BEGIN AVAILABLE RECORDS

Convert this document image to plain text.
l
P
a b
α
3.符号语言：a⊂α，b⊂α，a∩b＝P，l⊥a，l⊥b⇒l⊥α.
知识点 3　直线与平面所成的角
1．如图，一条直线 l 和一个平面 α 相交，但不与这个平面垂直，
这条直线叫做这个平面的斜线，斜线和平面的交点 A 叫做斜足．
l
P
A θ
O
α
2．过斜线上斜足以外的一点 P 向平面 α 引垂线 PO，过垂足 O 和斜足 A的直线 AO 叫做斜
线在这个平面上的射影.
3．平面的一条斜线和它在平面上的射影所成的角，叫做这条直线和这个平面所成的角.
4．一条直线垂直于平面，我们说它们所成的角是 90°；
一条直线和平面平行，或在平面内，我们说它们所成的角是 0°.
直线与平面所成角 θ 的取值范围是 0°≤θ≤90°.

END AVAILABLE RECORDS

WHAT THIS TASK INVOLVES:
Look through the listing and extract every line with "我们说它们所成的角是" in it.

SOLUTION:
4．一条直线垂直于平面，我们说它们所成的角是 90°；
一条直线和平面平行，或在平面内，我们说它们所成的角是 0°.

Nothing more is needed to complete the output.